*** Opening of Document excerpt ***

Clinical Investigations
Infective Endocarditis and Bicuspid Aortic Valve
Clinical and Echocardiographic Features of Patients With Infective Endocarditis and Bicuspid Aortic Valve According to Echocardiographic Definition of Valve Morphology

https://doi.org/10.1016/j.echo.2023.01.010Get rights and content

Highlights

  • BAVIE patients appear to be referred late even when BAV disease is previously known.

  • Complications related to IE at in-hospital admission could reflect BAV type.

  • Valvular and paravalvular complications could be different according to BAV phenotype.

  • Different BAV phenotypes may have different clinical risk profiles in IE.

  • In-hospital and follow-up mortality are the same in different BAV types.

*** Close of Document excerpt ***
*** Opening of Information given ***

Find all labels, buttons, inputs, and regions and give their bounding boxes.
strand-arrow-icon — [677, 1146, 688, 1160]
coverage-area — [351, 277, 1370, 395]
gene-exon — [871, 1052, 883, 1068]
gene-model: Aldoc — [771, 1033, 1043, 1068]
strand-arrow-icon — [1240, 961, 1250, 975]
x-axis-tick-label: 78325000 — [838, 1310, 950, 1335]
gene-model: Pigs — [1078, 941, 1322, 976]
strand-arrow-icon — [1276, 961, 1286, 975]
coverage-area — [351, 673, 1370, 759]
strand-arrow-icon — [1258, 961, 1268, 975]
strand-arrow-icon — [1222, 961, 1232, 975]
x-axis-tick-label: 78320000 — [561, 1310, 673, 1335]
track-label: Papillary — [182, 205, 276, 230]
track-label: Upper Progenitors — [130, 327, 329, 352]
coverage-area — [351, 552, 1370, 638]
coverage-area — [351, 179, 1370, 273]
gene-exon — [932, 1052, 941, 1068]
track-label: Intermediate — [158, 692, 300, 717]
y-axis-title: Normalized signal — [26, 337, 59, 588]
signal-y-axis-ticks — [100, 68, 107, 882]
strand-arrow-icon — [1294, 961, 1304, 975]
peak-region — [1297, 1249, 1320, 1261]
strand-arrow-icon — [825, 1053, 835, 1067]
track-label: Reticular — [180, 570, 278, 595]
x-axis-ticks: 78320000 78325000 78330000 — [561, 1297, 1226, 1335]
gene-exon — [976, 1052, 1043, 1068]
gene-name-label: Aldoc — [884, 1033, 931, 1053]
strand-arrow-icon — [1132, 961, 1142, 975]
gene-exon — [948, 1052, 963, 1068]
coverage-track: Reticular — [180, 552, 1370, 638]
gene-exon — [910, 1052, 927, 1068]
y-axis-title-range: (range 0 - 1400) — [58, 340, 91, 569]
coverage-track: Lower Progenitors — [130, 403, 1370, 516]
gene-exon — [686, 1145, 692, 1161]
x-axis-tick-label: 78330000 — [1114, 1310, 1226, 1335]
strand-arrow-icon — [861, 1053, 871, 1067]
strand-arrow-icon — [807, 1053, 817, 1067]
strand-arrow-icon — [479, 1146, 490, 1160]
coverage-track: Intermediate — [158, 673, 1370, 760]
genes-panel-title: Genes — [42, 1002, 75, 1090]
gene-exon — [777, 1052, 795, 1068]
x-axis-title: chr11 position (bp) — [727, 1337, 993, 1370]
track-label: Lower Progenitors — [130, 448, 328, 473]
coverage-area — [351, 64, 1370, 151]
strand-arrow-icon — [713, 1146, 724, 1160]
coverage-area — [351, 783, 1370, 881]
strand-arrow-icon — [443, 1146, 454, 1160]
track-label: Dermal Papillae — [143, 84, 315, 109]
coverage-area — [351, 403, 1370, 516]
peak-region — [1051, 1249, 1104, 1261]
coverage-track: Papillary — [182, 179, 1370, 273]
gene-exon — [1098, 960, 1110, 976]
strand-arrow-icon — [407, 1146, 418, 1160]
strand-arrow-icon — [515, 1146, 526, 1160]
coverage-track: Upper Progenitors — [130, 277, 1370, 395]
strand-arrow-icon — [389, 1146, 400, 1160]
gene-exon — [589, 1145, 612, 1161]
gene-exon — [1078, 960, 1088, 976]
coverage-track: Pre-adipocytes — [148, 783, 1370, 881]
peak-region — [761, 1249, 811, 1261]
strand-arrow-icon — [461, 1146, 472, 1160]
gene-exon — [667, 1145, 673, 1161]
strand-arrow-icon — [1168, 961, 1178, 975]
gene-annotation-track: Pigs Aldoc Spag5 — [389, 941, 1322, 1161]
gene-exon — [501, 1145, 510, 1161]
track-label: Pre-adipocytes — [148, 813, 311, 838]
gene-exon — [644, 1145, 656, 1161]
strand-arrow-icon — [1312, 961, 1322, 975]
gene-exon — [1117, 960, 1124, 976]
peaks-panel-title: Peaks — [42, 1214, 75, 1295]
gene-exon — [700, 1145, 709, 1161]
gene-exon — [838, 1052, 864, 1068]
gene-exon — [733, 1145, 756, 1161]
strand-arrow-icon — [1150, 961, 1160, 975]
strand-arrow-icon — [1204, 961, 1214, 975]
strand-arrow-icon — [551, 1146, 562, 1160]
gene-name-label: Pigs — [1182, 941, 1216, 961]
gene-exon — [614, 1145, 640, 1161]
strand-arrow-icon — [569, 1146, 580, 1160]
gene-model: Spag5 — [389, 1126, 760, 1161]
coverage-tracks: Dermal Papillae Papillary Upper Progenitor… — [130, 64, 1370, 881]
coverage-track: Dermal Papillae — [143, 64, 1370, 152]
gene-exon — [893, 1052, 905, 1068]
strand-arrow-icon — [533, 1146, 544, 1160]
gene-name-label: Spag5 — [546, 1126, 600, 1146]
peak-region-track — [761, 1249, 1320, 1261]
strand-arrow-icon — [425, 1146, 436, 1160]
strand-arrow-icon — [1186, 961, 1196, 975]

*** Close of Information given ***

- Task requirements -
(A) List every highlight given in the endocarditis article.
(B) Reproduce the passage of the endocarditis article starting with "https://doi.org/10.1016/j.echo.2023.01.010Get rights and" and going on through "different BAV types.", swapping "referred" for "diagnosed".
(C) Supply the next part of the endocarditis article, picking up after its final highlight.
The items were taken from a separate source and are unrelated to the endocarditis article.

- Answers to the tasks -
(A)
BAVIE patients appear to be referred late even when BAV disease is previously known.
Complications related to IE at in-hospital admission could reflect BAV type.
Valvular and paravalvular complications could be different according to BAV phenotype.
Different BAV phenotypes may have different clinical risk profiles in IE.
In-hospital and follow-up mortality are the same in different BAV types.

(B)
https://doi.org/10.1016/j.echo.2023.01.010Get rights and content

Highlights

  • BAVIE patients appear to be diagnosed late even when BAV disease is previously known.

  • Complications related to IE at in-hospital admission could reflect BAV type.

  • Valvular and paravalvular complications could be different according to BAV phenotype.

  • Different BAV phenotypes may have different clinical risk profiles in IE.

  • In-hospital and follow-up mortality are the same in different BAV types.

(C)
Background

The influence of different bicuspid aortic valve (BAV) morphology in the clinical course of infective endocarditis (IE) has not yet been investigated. This study aimed to describe the clinical and echocardiographic features of IE in patients with BAV (BAVIE) according to valve morphology.

Methods

Patients with definite BAVIE prospectively enrolled in 4 high-volume referral centers from 2000 to 2019 were evaluated and divided into 2 groups according to the echocardiographic definition of fused BAV morphology: right-left coronary (RL type) and right noncoronary or left noncoronary (non-RL type) cusp fusion. All patients were followed up for 1 year.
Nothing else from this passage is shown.